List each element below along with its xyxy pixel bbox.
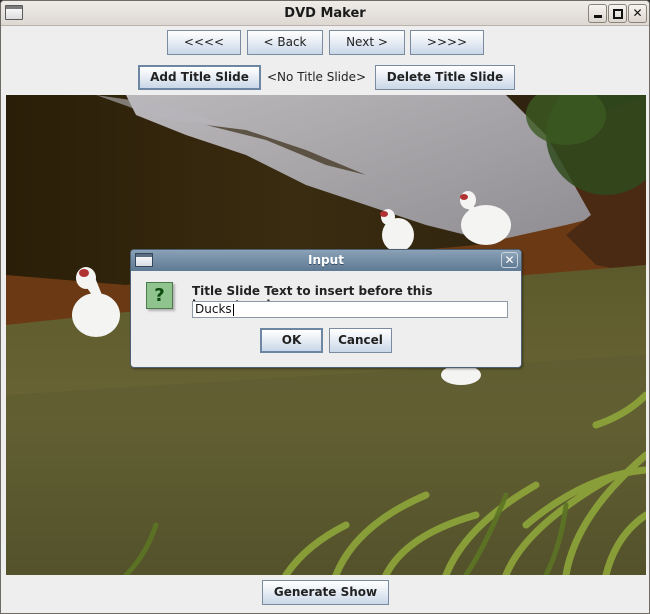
text-caret	[232, 303, 234, 316]
input-dialog: Input ✕ ? Title Slide Text to insert bef…	[130, 249, 522, 368]
window-titlebar[interactable]: DVD Maker ✕	[1, 1, 649, 26]
dvd-maker-window: DVD Maker ✕ <<<< < Back Next > >>>> Add …	[0, 0, 650, 614]
minimize-button[interactable]	[588, 4, 607, 23]
last-button[interactable]: >>>>	[410, 30, 484, 55]
maximize-button[interactable]	[608, 4, 627, 23]
maximize-icon	[612, 9, 623, 19]
delete-title-slide-button[interactable]: Delete Title Slide	[375, 65, 515, 90]
window-title: DVD Maker	[284, 6, 366, 21]
cancel-button[interactable]: Cancel	[329, 328, 392, 353]
title-slide-text-input[interactable]: Ducks	[192, 301, 508, 318]
first-button[interactable]: <<<<	[167, 30, 241, 55]
close-icon: ✕	[504, 253, 515, 267]
close-icon: ✕	[632, 6, 643, 20]
generate-show-button[interactable]: Generate Show	[262, 580, 389, 605]
minimize-icon	[593, 15, 602, 18]
dialog-close-button[interactable]: ✕	[501, 252, 518, 268]
dialog-title: Input	[308, 253, 344, 267]
add-title-slide-button[interactable]: Add Title Slide	[138, 65, 261, 90]
current-title-slide-label: <No Title Slide>	[267, 70, 367, 84]
input-value: Ducks	[195, 302, 232, 316]
question-icon: ?	[146, 282, 173, 309]
dialog-titlebar[interactable]: Input ✕	[131, 250, 521, 271]
ok-button[interactable]: OK	[260, 328, 323, 353]
next-button[interactable]: Next >	[329, 30, 405, 55]
back-button[interactable]: < Back	[247, 30, 323, 55]
close-button[interactable]: ✕	[628, 4, 647, 23]
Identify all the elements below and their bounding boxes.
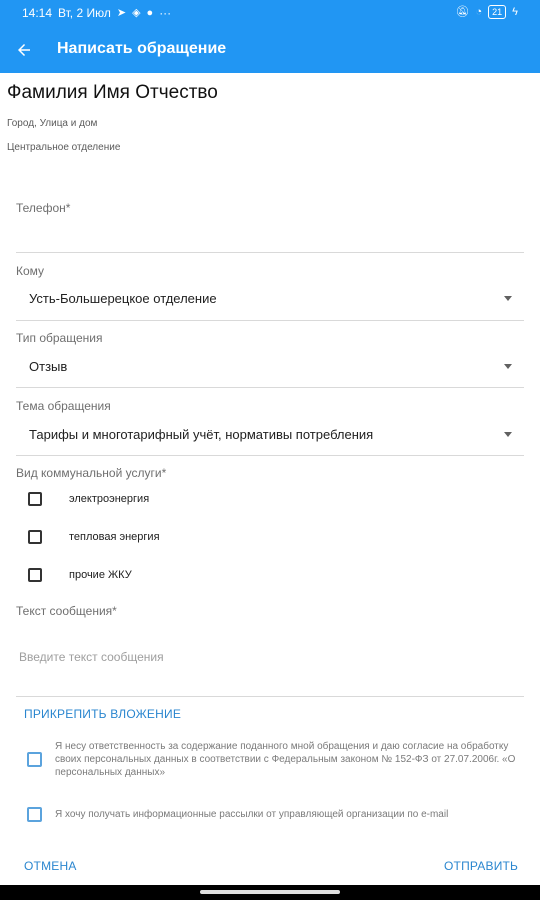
consent-text: Я несу ответственность за содержание под… — [55, 741, 516, 778]
recipient-label: Кому — [16, 264, 45, 278]
appeal-type-underline — [16, 387, 524, 388]
appeal-topic-label: Тема обращения — [16, 399, 111, 413]
appeal-type-select[interactable]: Отзыв — [16, 350, 524, 384]
service-option-label: тепловая энергия — [69, 531, 160, 543]
newsletter-row[interactable]: Я хочу получать информационные рассылки … — [16, 807, 524, 827]
dropdown-arrow-icon — [504, 432, 512, 437]
message-textarea[interactable] — [16, 640, 524, 686]
attach-file-button[interactable]: ПРИКРЕПИТЬ ВЛОЖЕНИЕ — [24, 707, 181, 721]
recipient-value: Усть-Большерецкое отделение — [29, 291, 217, 306]
battery-icon: 21 — [488, 5, 507, 19]
service-option-label: электроэнергия — [69, 493, 150, 505]
user-full-name: Фамилия Имя Отчество — [7, 82, 218, 103]
user-department: Центральное отделение — [7, 142, 121, 153]
checkbox[interactable] — [28, 568, 42, 582]
service-option-other[interactable]: прочие ЖКУ — [16, 561, 316, 591]
cancel-button[interactable]: ОТМЕНА — [24, 859, 77, 873]
service-option-electricity[interactable]: электроэнергия — [16, 485, 316, 515]
checkbox[interactable] — [28, 530, 42, 544]
appeal-topic-select[interactable]: Тарифы и многотарифный учёт, нормативы п… — [16, 418, 524, 452]
user-address: Город, Улица и дом — [7, 118, 98, 129]
page-title: Написать обращение — [57, 40, 227, 57]
phone-label: Телефон* — [16, 201, 71, 215]
appeal-type-label: Тип обращения — [16, 331, 103, 345]
dropdown-arrow-icon — [504, 364, 512, 369]
message-label: Текст сообщения* — [16, 604, 117, 618]
service-option-label: прочие ЖКУ — [69, 569, 132, 581]
home-gesture-handle[interactable] — [200, 890, 340, 894]
consent-row[interactable]: Я несу ответственность за содержание под… — [16, 740, 524, 784]
phone-underline — [16, 252, 524, 253]
service-option-heating[interactable]: тепловая энергия — [16, 523, 316, 553]
system-nav-bar — [0, 885, 540, 900]
consent-checkbox[interactable] — [27, 752, 42, 767]
newsletter-text: Я хочу получать информационные рассылки … — [55, 809, 449, 820]
arrow-back-icon — [18, 44, 30, 56]
status-bar: 14:14 Вт, 2 Июл ➤ ◈ ● ··· 🔕︎ ◔ 21 ϟ — [0, 0, 540, 27]
appeal-type-value: Отзыв — [29, 359, 68, 374]
app-bar: Написать обращение — [0, 27, 540, 73]
recipient-underline — [16, 320, 524, 321]
appeal-topic-value: Тарифы и многотарифный учёт, нормативы п… — [29, 427, 374, 442]
dropdown-arrow-icon — [504, 296, 512, 301]
status-more: ··· — [159, 6, 172, 20]
charging-icon: ϟ — [512, 5, 518, 18]
checkbox[interactable] — [28, 492, 42, 506]
send-button[interactable]: ОТПРАВИТЬ — [444, 859, 518, 873]
telegram-icon: ➤ — [116, 6, 127, 19]
vk-icon: ◈ — [132, 6, 141, 19]
newsletter-checkbox[interactable] — [27, 807, 42, 822]
service-type-label: Вид коммунальной услуги* — [16, 466, 167, 480]
wifi-icon: ◔ — [475, 5, 483, 18]
back-button[interactable] — [8, 34, 40, 66]
status-date: Вт, 2 Июл — [58, 6, 111, 20]
recipient-select[interactable]: Усть-Большерецкое отделение — [16, 282, 524, 316]
phone-input[interactable] — [16, 216, 524, 250]
status-time: 14:14 — [22, 6, 53, 20]
message-underline — [16, 696, 524, 697]
appeal-topic-underline — [16, 455, 524, 456]
mute-icon: 🔕︎ — [455, 5, 470, 18]
vk-icon: ● — [146, 6, 154, 19]
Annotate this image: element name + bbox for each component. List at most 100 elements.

■ ■ ■ ■

Copy the material above word for word, leaving out the pictures.

▶ SOLUTION TO THE EXERCISE:
List each element below along with its xyxy pixel bbox.
text-caret	[232, 303, 234, 316]
input-dialog: Input ✕ ? Title Slide Text to insert bef…	[130, 249, 522, 368]
window-titlebar[interactable]: DVD Maker ✕	[1, 1, 649, 26]
dvd-maker-window: DVD Maker ✕ <<<< < Back Next > >>>> Add …	[0, 0, 650, 614]
minimize-button[interactable]	[588, 4, 607, 23]
last-button[interactable]: >>>>	[410, 30, 484, 55]
maximize-button[interactable]	[608, 4, 627, 23]
maximize-icon	[612, 9, 623, 19]
delete-title-slide-button[interactable]: Delete Title Slide	[375, 65, 515, 90]
window-title: DVD Maker	[284, 6, 366, 21]
cancel-button[interactable]: Cancel	[329, 328, 392, 353]
title-slide-text-input[interactable]: Ducks	[192, 301, 508, 318]
first-button[interactable]: <<<<	[167, 30, 241, 55]
close-icon: ✕	[504, 253, 515, 267]
close-icon: ✕	[632, 6, 643, 20]
generate-show-button[interactable]: Generate Show	[262, 580, 389, 605]
minimize-icon	[593, 15, 602, 18]
dialog-close-button[interactable]: ✕	[501, 252, 518, 268]
dialog-title: Input	[308, 253, 344, 267]
add-title-slide-button[interactable]: Add Title Slide	[138, 65, 261, 90]
current-title-slide-label: <No Title Slide>	[267, 70, 367, 84]
input-value: Ducks	[195, 302, 232, 316]
question-icon: ?	[146, 282, 173, 309]
dialog-titlebar[interactable]: Input ✕	[131, 250, 521, 271]
ok-button[interactable]: OK	[260, 328, 323, 353]
next-button[interactable]: Next >	[329, 30, 405, 55]
back-button[interactable]: < Back	[247, 30, 323, 55]
close-button[interactable]: ✕	[628, 4, 647, 23]
Identify all the elements below and their bounding boxes.
consent-text: Я несу ответственность за содержание под… — [55, 741, 516, 778]
recipient-label: Кому — [16, 264, 45, 278]
appeal-type-underline — [16, 387, 524, 388]
appeal-topic-label: Тема обращения — [16, 399, 111, 413]
appeal-type-select[interactable]: Отзыв — [16, 350, 524, 384]
service-option-label: тепловая энергия — [69, 531, 160, 543]
newsletter-row[interactable]: Я хочу получать информационные рассылки … — [16, 807, 524, 827]
dropdown-arrow-icon — [504, 432, 512, 437]
message-textarea[interactable] — [16, 640, 524, 686]
attach-file-button[interactable]: ПРИКРЕПИТЬ ВЛОЖЕНИЕ — [24, 707, 181, 721]
recipient-value: Усть-Большерецкое отделение — [29, 291, 217, 306]
battery-icon: 21 — [488, 5, 507, 19]
service-option-label: электроэнергия — [69, 493, 150, 505]
user-full-name: Фамилия Имя Отчество — [7, 82, 218, 103]
user-department: Центральное отделение — [7, 142, 121, 153]
checkbox[interactable] — [28, 568, 42, 582]
service-option-other[interactable]: прочие ЖКУ — [16, 561, 316, 591]
cancel-button[interactable]: ОТМЕНА — [24, 859, 77, 873]
service-option-electricity[interactable]: электроэнергия — [16, 485, 316, 515]
checkbox[interactable] — [28, 530, 42, 544]
appeal-topic-select[interactable]: Тарифы и многотарифный учёт, нормативы п… — [16, 418, 524, 452]
user-address: Город, Улица и дом — [7, 118, 98, 129]
page-title: Написать обращение — [57, 40, 227, 57]
phone-label: Телефон* — [16, 201, 71, 215]
appeal-type-label: Тип обращения — [16, 331, 103, 345]
dropdown-arrow-icon — [504, 364, 512, 369]
message-label: Текст сообщения* — [16, 604, 117, 618]
service-option-label: прочие ЖКУ — [69, 569, 132, 581]
home-gesture-handle[interactable] — [200, 890, 340, 894]
consent-row[interactable]: Я несу ответственность за содержание под… — [16, 740, 524, 784]
phone-underline — [16, 252, 524, 253]
service-option-heating[interactable]: тепловая энергия — [16, 523, 316, 553]
system-nav-bar — [0, 885, 540, 900]
consent-checkbox[interactable] — [27, 752, 42, 767]
newsletter-text: Я хочу получать информационные рассылки … — [55, 809, 449, 820]
arrow-back-icon — [18, 44, 30, 56]
status-bar: 14:14 Вт, 2 Июл ➤ ◈ ● ··· 🔕︎ ◔ 21 ϟ — [0, 0, 540, 27]
appeal-type-value: Отзыв — [29, 359, 68, 374]
app-bar: Написать обращение — [0, 27, 540, 73]
recipient-underline — [16, 320, 524, 321]
appeal-topic-value: Тарифы и многотарифный учёт, нормативы п… — [29, 427, 374, 442]
dropdown-arrow-icon — [504, 296, 512, 301]
status-more: ··· — [159, 6, 172, 20]
charging-icon: ϟ — [512, 5, 518, 18]
checkbox[interactable] — [28, 492, 42, 506]
send-button[interactable]: ОТПРАВИТЬ — [444, 859, 518, 873]
telegram-icon: ➤ — [116, 6, 127, 19]
vk-icon: ◈ — [132, 6, 141, 19]
newsletter-checkbox[interactable] — [27, 807, 42, 822]
service-type-label: Вид коммунальной услуги* — [16, 466, 167, 480]
wifi-icon: ◔ — [475, 5, 483, 18]
back-button[interactable] — [8, 34, 40, 66]
status-date: Вт, 2 Июл — [58, 6, 111, 20]
recipient-select[interactable]: Усть-Большерецкое отделение — [16, 282, 524, 316]
phone-input[interactable] — [16, 216, 524, 250]
status-time: 14:14 — [22, 6, 53, 20]
message-underline — [16, 696, 524, 697]
appeal-topic-underline — [16, 455, 524, 456]
mute-icon: 🔕︎ — [455, 5, 470, 18]
vk-icon: ● — [146, 6, 154, 19]
Annotate this image: element name + bbox for each component. List at most 100 elements.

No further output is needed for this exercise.